Your task »
Answer these about the passage on parallelograms below:
1. When is a quadrangle ABCD called nondegenerate?
2. What must hold for a nondegenerate quadrangle to be called a parallelogram?
3. According to part (a) of the lemma, where do the diagonals [AC] and [BD] of a parallelogram intersect?

A quadrangle $ABCD$ in the Euclidean plane is called nondegenerate if no three points from $A, B, C, D$ lie on one line.

A nondegenerate quadrangle is called a parallelogram if its opposite sides are parallel.

Lemma $\PageIndex{1}$

Any parallelogram is centrally symmetric with respect to a midpoint of one of its diagolals.

In particular, if $\square ABCD$ is a parallelogram, then

(a) its diagonals $[AC]$ and $[BD]$ intersect each other at their midpoints;

(b) $\measuredangle ABC = \measuredangle CDA$ ;

Proof

$截屏2021-02-11 上午10.59.25.png$

Let $\square ABCD$ be a parallelogram. Denote by $M$ the midpoint of $[AC]$ .

Rows »

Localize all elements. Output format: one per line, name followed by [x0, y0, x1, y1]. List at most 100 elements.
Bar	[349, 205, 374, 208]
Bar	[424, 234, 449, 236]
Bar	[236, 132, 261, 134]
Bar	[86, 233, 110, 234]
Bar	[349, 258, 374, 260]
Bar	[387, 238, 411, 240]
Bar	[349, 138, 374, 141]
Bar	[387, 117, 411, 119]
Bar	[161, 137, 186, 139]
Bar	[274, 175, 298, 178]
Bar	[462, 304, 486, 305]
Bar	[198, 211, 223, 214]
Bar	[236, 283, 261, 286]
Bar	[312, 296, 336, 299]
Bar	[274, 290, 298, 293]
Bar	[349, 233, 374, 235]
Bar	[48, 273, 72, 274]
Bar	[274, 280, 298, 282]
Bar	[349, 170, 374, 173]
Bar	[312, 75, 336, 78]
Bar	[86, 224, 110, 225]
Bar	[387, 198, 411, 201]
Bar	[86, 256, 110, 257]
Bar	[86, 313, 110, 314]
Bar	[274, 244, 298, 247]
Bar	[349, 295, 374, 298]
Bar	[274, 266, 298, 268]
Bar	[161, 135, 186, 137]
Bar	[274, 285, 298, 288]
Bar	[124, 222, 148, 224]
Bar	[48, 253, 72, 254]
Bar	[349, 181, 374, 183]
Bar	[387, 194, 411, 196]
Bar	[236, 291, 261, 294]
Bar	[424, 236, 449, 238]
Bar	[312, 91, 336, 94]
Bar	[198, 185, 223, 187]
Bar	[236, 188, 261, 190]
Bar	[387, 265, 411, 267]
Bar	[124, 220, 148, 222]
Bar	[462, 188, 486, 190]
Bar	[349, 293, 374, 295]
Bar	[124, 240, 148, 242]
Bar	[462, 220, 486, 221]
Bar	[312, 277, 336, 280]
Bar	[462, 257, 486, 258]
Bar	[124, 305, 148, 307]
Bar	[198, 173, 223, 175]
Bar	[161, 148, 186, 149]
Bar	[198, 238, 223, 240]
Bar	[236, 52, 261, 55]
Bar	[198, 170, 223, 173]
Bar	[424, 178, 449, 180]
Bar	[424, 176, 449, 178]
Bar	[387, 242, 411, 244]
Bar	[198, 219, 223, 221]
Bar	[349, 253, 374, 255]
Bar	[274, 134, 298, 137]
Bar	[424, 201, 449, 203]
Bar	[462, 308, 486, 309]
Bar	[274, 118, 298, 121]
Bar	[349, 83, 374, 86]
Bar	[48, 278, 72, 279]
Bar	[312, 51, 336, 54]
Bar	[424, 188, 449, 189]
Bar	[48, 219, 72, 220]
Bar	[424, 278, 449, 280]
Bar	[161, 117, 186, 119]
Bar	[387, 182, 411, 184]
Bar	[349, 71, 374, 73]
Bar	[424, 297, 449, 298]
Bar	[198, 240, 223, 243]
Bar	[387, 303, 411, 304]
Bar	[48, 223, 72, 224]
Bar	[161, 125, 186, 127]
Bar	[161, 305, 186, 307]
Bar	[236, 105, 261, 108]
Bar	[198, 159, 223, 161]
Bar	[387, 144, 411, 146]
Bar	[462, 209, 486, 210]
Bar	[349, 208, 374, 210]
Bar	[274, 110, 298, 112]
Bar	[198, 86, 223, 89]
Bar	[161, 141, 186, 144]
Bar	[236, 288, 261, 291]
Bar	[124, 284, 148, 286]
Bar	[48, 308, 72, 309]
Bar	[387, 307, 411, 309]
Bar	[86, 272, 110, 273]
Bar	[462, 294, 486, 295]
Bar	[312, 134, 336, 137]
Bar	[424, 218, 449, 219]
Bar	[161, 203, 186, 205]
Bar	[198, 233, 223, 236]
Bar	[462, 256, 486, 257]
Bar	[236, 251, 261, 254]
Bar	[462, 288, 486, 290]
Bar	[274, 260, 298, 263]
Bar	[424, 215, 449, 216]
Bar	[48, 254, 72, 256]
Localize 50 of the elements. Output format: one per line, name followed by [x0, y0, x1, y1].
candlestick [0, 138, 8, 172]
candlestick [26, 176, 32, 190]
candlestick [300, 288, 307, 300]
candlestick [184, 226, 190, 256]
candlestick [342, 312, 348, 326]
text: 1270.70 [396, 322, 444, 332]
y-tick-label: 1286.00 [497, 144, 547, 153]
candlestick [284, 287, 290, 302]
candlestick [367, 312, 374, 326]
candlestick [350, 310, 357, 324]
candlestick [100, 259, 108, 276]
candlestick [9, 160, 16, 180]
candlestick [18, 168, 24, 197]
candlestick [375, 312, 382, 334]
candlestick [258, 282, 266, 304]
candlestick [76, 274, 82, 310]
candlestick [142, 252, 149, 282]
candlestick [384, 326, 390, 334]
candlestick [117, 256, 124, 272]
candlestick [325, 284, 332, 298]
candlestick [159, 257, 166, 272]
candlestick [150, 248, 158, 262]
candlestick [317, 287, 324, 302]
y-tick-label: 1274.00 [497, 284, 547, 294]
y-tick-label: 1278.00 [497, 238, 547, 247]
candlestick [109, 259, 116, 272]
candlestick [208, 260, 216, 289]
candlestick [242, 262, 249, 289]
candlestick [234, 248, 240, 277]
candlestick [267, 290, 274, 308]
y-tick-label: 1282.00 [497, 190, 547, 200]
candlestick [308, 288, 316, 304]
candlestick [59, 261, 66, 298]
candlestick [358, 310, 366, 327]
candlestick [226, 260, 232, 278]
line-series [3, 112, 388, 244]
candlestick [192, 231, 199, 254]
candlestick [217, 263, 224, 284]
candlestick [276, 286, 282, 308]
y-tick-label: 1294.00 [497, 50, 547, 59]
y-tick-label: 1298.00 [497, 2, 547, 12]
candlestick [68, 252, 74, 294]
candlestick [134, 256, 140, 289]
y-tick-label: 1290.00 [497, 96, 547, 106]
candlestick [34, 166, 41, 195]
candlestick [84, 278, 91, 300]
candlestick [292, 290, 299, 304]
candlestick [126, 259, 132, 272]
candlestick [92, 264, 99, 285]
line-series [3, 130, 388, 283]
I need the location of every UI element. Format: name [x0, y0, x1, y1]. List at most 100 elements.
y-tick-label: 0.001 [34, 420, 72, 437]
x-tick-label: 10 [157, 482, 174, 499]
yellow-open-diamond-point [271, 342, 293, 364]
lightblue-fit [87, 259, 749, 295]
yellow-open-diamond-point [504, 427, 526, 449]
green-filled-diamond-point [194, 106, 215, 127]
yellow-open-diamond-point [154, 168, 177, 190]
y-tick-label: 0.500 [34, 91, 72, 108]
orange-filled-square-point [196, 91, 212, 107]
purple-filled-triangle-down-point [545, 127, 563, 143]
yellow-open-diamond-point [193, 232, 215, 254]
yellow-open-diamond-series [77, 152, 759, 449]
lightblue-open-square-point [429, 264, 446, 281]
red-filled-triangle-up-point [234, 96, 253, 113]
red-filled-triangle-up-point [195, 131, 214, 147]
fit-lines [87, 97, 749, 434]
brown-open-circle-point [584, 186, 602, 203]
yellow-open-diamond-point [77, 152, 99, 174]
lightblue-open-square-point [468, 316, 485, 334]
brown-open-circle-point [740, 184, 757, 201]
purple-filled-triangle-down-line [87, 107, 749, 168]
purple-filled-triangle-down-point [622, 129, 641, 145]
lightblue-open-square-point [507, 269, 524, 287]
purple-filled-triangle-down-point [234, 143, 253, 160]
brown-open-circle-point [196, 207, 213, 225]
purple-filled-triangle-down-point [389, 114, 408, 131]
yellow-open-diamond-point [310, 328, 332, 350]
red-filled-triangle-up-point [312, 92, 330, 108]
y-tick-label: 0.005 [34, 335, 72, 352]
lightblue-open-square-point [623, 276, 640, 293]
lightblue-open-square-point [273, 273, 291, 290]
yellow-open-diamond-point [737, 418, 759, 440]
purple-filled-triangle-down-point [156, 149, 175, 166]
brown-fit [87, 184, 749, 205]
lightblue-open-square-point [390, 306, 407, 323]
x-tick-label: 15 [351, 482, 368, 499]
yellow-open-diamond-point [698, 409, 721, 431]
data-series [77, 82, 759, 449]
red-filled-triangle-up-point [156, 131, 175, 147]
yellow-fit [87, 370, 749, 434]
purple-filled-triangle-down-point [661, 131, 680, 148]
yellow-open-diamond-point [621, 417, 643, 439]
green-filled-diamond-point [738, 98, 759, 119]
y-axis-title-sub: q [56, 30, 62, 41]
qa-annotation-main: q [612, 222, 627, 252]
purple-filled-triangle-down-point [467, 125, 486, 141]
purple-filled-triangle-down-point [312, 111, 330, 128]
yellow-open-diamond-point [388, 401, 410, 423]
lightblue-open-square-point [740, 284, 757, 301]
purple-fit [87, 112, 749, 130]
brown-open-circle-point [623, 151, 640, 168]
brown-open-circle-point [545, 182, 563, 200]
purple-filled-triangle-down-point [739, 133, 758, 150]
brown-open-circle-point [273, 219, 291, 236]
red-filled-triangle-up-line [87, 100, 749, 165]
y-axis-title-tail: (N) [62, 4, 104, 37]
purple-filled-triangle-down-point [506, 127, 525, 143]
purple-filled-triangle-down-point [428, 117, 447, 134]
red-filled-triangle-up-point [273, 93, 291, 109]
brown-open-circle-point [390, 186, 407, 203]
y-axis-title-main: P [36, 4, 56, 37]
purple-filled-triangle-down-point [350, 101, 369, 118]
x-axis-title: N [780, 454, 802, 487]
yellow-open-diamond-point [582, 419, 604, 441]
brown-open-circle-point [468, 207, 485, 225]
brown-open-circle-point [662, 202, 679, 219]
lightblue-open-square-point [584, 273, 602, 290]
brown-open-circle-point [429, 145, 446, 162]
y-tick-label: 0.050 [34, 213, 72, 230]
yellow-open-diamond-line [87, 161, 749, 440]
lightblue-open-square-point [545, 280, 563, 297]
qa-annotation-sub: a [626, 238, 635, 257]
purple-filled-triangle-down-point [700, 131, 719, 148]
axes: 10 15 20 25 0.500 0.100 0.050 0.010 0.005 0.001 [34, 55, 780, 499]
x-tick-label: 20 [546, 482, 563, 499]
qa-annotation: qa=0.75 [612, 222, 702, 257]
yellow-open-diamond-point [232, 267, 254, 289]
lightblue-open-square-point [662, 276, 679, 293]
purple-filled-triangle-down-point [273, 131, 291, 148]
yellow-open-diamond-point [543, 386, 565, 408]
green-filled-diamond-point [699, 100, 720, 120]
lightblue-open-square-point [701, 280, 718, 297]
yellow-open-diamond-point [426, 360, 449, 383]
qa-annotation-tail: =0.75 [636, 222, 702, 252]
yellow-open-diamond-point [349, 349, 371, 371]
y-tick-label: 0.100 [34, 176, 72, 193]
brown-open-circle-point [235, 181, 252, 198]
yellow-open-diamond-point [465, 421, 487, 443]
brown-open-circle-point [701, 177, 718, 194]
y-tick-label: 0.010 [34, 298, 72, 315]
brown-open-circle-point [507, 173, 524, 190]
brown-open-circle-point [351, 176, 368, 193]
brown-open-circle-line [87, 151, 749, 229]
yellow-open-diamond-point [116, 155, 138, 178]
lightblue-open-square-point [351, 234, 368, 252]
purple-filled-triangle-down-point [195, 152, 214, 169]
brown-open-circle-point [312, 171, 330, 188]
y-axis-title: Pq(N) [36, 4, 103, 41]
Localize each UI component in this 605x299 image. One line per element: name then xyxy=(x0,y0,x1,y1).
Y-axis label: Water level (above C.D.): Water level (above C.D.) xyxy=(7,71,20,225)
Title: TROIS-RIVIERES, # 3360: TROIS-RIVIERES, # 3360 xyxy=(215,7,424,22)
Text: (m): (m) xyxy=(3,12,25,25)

Reply »
1. When no three of the points A, B, C, D lie on one line.
2. Its opposite sides must be parallel.
3. At their midpoints.